#### [Written problem]
Copy out the part of the Python setup script below between "SOURCE_DIR = PREFIX" and "print(ZIM_PATH)", inclusive.

#### [Excerpt]
In [None]:
#!/usr/bin/env python3
# -*- coding: utf-8 -*-
import subprocess
from pathlib import Path

PROJECT_NAME = "0223-crashcourse_1GB"
PREFIX = Path.home() / "zims"
CACHE_DIR = PREFIX / PROJECT_NAME / "youtube" / "cache"
TARGET_SIZE = 1000000000  # 1GB
BASE_DIR = PREFIX / PROJECT_NAME
WORKING_DIR = PREFIX / PROJECT_NAME / "working"
PROJECT_DIR = PREFIX / PROJECT_NAME / "tree"
OUTPUT_DIR = PREFIX / PROJECT_NAME / "output_tree"
SOURCE_DIR = PREFIX / PROJECT_NAME / "zim-src"
NEW_ZIM_DIR = PREFIX / PROJECT_NAME / "new-zim"
PROOF_DIR = PREFIX / PROJECT_NAME / "proof"

directories = [OUTPUT_DIR, PROJECT_DIR, CACHE_DIR / "video_json", SOURCE_DIR, NEW_ZIM_DIR, PROOF_DIR, WORKING_DIR]
for directory in directories:
    directory.mkdir(parents=True, exist_ok=True)

source_url = "/library/zims/content/crashcourse_en_all_2023-02.zim"

try:
    ZIM_PATH = (SOURCE_DIR / next(iter(SOURCE_DIR.glob("*")))).resolve()
    print(ZIM_PATH)

#### [Supplied information]

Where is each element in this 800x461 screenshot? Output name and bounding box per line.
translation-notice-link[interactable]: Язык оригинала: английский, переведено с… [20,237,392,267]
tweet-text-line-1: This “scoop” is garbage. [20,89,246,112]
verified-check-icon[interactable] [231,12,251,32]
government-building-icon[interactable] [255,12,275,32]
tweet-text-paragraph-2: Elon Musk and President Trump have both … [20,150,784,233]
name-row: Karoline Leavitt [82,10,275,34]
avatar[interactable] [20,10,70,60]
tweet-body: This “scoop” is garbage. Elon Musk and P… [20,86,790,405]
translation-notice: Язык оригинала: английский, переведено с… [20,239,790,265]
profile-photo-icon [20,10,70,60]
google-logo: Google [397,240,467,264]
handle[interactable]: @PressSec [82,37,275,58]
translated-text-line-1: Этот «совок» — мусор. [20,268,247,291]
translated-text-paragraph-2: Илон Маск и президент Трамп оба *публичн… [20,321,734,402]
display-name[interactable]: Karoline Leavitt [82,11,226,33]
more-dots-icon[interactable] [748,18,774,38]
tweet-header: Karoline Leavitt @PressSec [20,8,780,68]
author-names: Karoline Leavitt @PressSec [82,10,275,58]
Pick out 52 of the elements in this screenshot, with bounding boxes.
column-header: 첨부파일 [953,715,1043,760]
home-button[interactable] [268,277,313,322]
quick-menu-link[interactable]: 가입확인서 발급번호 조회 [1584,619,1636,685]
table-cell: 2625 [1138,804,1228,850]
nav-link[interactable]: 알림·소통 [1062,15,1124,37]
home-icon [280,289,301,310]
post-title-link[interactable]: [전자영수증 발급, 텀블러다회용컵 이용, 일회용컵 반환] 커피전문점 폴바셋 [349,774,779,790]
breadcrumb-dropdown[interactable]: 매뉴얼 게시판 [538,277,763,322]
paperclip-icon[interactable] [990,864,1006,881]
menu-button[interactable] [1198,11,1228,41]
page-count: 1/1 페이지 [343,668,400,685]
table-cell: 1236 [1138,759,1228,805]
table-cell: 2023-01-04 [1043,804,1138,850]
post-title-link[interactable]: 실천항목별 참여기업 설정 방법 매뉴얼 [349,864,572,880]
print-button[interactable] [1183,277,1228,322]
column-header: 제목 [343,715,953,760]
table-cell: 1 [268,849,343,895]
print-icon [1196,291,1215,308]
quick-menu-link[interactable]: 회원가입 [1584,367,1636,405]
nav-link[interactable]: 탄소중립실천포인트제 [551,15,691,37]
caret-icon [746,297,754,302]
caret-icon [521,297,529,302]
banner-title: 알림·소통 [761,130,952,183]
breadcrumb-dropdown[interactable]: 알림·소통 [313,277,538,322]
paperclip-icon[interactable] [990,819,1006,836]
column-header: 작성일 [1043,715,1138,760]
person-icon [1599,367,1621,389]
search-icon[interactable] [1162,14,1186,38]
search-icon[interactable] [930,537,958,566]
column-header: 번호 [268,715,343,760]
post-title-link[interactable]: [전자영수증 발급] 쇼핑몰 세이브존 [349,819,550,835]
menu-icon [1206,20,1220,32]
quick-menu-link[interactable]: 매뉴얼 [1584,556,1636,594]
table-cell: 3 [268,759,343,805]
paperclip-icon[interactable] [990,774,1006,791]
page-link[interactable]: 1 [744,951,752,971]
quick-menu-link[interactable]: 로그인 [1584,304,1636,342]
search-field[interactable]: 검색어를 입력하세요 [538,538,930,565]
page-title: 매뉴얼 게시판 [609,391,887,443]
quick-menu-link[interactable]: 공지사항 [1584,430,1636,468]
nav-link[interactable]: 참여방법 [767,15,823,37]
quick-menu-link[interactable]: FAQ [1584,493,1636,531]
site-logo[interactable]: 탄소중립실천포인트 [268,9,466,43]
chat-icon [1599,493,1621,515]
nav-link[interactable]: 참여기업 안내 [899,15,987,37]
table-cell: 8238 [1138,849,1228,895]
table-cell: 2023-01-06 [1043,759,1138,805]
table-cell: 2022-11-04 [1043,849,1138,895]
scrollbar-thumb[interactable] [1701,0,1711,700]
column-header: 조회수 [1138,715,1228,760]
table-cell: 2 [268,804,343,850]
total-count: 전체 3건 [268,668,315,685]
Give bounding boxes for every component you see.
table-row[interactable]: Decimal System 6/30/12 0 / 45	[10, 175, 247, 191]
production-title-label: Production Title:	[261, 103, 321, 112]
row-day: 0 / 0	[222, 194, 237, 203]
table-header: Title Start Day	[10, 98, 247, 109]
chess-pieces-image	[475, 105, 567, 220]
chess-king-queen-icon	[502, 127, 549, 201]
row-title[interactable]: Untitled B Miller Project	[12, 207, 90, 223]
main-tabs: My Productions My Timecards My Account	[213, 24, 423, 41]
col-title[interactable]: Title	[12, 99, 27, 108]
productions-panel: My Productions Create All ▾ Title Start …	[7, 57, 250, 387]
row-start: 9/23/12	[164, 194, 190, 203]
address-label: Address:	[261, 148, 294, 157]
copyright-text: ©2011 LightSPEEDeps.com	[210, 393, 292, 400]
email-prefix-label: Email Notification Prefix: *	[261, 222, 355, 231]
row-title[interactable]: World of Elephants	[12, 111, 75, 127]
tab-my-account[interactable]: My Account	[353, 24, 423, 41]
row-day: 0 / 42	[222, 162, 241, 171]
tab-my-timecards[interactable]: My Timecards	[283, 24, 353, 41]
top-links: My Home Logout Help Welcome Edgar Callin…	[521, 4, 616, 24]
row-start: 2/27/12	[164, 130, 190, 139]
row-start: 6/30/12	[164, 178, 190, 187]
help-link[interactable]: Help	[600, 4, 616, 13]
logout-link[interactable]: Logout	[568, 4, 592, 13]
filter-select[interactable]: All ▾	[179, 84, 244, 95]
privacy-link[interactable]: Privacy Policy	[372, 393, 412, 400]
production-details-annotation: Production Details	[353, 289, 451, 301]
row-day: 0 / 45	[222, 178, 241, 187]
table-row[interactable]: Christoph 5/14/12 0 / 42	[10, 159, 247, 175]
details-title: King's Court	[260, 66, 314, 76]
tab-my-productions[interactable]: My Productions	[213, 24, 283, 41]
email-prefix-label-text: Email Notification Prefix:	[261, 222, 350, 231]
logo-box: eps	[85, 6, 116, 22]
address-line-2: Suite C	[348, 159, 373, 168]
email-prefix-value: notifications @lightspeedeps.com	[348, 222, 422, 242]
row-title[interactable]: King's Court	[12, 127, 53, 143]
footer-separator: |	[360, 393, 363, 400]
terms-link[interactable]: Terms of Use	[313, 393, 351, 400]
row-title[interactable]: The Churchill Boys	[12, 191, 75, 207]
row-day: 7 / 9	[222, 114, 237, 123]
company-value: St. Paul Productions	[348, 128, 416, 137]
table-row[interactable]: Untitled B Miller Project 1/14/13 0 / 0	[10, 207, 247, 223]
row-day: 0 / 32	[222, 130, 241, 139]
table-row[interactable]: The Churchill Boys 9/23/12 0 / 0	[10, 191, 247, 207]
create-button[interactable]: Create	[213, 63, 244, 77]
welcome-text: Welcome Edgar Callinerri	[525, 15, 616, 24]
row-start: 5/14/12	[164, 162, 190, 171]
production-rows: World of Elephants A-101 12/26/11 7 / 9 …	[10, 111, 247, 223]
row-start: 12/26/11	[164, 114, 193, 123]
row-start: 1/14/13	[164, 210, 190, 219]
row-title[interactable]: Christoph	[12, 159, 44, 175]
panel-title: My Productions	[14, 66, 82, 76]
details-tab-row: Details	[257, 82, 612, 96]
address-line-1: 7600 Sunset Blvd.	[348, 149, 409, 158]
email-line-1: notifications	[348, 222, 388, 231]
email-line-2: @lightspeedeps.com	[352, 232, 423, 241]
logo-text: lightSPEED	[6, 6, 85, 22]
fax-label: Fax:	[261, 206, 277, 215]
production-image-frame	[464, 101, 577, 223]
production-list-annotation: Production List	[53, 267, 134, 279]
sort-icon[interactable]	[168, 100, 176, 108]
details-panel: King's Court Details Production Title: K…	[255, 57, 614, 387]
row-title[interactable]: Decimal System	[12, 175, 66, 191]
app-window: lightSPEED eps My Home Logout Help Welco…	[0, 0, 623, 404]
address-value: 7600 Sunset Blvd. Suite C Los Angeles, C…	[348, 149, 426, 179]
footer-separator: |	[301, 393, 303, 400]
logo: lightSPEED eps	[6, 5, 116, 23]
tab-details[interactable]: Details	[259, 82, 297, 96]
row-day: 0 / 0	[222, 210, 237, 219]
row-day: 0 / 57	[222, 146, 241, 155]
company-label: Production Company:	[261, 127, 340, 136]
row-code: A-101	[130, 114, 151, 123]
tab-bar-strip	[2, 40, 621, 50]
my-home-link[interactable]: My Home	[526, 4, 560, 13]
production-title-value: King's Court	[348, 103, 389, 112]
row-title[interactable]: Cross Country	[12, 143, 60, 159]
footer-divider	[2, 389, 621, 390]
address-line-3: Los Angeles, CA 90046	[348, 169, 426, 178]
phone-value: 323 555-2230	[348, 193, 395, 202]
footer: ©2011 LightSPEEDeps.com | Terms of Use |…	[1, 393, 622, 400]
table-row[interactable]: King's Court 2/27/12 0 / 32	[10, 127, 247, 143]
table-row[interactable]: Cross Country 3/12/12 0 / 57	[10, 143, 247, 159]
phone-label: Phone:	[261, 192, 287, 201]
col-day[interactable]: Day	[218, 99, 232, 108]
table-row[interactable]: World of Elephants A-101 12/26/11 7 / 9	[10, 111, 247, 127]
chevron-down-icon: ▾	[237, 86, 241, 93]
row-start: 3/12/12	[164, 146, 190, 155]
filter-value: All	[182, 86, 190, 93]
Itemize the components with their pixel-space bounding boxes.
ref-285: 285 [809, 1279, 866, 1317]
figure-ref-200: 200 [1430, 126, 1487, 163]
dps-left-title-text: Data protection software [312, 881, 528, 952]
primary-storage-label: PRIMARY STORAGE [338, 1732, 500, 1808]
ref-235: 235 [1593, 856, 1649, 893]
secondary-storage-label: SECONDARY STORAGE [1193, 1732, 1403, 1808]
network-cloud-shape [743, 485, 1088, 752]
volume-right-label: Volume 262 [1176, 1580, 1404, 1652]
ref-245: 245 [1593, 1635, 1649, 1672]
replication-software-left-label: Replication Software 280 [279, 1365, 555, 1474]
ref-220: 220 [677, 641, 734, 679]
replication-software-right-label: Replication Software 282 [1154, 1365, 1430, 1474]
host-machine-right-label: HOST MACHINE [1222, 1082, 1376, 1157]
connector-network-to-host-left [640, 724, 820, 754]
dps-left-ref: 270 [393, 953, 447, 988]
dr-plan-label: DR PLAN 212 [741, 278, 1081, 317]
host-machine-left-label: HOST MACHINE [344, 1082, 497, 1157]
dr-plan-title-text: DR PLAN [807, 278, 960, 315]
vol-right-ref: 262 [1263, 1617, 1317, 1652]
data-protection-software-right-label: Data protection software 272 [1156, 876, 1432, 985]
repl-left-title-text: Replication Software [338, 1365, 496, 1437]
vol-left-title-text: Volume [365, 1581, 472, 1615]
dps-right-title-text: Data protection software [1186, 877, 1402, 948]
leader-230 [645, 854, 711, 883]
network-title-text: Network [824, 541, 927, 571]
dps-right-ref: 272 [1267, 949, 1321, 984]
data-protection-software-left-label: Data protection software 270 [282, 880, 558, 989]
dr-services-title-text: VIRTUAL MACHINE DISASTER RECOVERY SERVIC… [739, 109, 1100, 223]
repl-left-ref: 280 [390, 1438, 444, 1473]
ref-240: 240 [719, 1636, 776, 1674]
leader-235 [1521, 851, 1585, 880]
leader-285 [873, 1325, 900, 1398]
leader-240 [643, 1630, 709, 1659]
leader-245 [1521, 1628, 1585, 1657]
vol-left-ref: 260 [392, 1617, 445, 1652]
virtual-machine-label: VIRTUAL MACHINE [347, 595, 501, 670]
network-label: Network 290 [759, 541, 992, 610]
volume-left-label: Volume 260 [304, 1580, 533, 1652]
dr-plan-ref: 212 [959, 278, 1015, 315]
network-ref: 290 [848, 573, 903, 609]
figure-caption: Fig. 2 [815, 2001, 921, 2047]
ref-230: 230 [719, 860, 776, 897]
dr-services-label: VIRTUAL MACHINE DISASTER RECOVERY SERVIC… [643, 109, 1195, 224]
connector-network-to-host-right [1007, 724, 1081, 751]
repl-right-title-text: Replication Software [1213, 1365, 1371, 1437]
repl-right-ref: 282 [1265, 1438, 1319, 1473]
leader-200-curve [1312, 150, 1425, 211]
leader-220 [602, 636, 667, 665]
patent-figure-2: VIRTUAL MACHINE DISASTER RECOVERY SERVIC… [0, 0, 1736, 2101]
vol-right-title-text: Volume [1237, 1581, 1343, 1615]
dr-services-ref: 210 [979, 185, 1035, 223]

#### [The completed task]
SOURCE_DIR = PREFIX / PROJECT_NAME / "zim-src"
NEW_ZIM_DIR = PREFIX / PROJECT_NAME / "new-zim"
PROOF_DIR = PREFIX / PROJECT_NAME / "proof"

directories = [OUTPUT_DIR, PROJECT_DIR, CACHE_DIR / "video_json", SOURCE_DIR, NEW_ZIM_DIR, PROOF_DIR, WORKING_DIR]
for directory in directories:
    directory.mkdir(parents=True, exist_ok=True)

source_url = "/library/zims/content/crashcourse_en_all_2023-02.zim"

try:
    ZIM_PATH = (SOURCE_DIR / next(iter(SOURCE_DIR.glob("*")))).resolve()
    print(ZIM_PATH)